# EXERCISE BRIEF:
In the material below, the lines containing the word "JSON" are required; copy each of them.

# RECORD EXCERPTS:
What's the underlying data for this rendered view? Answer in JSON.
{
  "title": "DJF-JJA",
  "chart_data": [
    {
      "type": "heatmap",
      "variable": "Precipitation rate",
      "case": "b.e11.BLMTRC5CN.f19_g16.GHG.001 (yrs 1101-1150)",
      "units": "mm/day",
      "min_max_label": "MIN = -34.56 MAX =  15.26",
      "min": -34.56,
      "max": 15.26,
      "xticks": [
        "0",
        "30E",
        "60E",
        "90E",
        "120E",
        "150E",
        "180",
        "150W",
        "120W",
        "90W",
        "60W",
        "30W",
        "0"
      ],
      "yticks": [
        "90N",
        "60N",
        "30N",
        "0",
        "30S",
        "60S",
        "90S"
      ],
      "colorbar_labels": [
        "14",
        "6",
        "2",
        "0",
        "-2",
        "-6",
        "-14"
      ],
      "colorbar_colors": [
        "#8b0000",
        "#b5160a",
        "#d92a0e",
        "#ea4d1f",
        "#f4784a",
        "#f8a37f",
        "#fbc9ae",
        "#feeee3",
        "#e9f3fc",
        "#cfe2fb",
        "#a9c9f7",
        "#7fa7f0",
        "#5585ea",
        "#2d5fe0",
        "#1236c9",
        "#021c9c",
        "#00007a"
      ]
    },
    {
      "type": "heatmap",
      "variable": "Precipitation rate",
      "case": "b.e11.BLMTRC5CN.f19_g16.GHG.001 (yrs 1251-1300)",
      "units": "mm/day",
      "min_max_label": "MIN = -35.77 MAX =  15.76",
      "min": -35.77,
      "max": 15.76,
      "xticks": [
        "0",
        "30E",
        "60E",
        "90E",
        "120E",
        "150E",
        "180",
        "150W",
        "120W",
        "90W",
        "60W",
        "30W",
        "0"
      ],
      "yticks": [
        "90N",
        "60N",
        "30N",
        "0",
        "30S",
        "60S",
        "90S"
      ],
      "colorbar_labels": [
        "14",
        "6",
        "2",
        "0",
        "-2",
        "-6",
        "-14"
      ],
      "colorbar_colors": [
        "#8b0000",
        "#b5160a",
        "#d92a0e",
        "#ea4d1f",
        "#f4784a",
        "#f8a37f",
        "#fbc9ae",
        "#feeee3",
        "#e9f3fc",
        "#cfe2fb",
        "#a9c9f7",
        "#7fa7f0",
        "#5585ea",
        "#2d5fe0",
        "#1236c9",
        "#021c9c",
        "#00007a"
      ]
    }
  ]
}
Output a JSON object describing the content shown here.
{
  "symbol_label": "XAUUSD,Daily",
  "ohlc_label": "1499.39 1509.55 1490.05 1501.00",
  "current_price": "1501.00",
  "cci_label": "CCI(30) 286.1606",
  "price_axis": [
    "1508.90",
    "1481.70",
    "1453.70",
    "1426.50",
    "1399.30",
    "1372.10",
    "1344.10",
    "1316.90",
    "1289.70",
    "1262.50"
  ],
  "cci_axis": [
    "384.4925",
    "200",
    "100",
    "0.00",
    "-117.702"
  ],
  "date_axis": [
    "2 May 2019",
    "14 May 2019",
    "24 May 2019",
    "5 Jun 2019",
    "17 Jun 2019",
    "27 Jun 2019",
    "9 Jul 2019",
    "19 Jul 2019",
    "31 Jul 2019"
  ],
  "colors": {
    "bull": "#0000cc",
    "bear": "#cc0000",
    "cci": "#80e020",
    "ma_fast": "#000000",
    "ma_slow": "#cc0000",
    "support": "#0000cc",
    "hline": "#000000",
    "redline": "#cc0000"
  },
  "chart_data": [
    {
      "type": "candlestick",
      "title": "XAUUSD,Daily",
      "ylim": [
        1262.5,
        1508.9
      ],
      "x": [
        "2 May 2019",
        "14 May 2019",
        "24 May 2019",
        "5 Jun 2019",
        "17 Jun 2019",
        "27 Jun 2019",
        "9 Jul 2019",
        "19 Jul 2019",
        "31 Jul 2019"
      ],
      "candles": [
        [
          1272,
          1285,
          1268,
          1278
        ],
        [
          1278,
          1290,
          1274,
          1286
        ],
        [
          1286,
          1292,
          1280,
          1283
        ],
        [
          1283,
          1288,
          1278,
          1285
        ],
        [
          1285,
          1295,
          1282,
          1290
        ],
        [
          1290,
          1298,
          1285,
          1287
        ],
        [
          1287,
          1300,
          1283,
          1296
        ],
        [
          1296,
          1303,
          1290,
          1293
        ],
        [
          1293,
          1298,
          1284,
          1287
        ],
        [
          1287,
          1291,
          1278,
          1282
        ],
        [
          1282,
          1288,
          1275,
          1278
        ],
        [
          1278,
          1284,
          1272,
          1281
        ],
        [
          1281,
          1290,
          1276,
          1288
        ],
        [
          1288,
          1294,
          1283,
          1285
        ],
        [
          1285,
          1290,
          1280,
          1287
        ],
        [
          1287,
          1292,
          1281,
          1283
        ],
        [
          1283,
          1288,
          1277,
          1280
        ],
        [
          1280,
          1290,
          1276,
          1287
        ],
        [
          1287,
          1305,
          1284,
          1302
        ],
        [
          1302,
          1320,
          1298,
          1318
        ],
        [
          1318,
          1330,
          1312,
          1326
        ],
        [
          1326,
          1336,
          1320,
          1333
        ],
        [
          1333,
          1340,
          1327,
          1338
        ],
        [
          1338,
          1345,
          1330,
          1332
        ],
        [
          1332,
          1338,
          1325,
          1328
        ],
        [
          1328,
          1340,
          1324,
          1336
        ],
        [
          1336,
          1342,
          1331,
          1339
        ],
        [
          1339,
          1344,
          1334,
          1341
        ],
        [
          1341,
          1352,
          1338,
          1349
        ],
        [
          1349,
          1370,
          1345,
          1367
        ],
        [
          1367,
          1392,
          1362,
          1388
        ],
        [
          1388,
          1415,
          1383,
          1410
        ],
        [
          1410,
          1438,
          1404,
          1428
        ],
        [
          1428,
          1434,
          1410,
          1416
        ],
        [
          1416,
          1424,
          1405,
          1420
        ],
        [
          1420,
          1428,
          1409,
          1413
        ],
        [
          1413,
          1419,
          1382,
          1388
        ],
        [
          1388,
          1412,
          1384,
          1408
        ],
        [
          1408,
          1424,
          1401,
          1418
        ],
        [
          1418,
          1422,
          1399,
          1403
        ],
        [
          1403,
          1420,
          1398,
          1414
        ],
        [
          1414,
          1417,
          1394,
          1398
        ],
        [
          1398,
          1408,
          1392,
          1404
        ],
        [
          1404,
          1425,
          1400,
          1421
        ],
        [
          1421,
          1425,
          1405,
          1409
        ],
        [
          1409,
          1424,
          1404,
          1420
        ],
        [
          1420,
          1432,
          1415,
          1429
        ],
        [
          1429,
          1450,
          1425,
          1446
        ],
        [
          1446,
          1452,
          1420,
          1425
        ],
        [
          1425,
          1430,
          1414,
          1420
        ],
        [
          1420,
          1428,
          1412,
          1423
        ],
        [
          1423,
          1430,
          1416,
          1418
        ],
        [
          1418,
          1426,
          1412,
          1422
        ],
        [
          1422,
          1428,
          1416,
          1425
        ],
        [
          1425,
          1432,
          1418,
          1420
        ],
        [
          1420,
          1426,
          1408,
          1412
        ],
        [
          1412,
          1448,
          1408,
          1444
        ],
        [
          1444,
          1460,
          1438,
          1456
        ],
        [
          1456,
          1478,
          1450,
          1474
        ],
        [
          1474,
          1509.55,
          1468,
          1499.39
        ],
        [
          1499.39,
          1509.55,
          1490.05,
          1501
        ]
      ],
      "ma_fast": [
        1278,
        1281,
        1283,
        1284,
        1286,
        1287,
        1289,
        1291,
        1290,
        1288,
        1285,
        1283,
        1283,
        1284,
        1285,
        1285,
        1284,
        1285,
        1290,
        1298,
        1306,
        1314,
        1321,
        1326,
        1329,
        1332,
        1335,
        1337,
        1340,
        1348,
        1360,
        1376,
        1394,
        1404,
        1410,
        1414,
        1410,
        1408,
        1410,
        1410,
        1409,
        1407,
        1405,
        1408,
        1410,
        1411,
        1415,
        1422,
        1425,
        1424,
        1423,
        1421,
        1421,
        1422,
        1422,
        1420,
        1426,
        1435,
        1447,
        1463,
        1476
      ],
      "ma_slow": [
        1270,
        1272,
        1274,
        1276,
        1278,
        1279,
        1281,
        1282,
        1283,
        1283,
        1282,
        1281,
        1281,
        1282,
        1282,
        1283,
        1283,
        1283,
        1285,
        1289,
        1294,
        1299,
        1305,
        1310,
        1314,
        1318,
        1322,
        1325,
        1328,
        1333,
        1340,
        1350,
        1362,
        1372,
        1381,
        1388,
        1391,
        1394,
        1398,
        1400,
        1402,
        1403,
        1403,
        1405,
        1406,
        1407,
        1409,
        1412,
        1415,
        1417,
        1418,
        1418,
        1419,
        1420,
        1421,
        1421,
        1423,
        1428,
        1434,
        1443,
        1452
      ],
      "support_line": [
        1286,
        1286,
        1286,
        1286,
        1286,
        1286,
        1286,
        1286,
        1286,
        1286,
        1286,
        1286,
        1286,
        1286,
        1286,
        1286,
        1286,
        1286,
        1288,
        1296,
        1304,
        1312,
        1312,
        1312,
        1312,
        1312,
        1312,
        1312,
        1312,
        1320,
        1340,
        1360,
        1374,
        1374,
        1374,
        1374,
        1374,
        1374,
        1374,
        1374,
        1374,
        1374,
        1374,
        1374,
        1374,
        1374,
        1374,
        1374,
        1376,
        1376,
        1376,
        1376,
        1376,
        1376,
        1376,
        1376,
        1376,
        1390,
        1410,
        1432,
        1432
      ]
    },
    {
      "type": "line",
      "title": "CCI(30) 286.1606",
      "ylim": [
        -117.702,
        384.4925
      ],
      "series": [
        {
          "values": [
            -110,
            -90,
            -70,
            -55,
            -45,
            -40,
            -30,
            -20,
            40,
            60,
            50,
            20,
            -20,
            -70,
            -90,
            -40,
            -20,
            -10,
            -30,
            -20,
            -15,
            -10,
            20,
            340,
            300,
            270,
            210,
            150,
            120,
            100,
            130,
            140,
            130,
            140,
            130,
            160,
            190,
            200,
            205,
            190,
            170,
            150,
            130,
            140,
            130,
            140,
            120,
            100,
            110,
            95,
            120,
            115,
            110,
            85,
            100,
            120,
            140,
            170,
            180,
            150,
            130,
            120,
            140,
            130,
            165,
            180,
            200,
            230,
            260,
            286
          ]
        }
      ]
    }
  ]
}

# COMPLETE RESPONSE:
What's the underlying data for this rendered view? Answer in JSON.
Output a JSON object describing the content shown here.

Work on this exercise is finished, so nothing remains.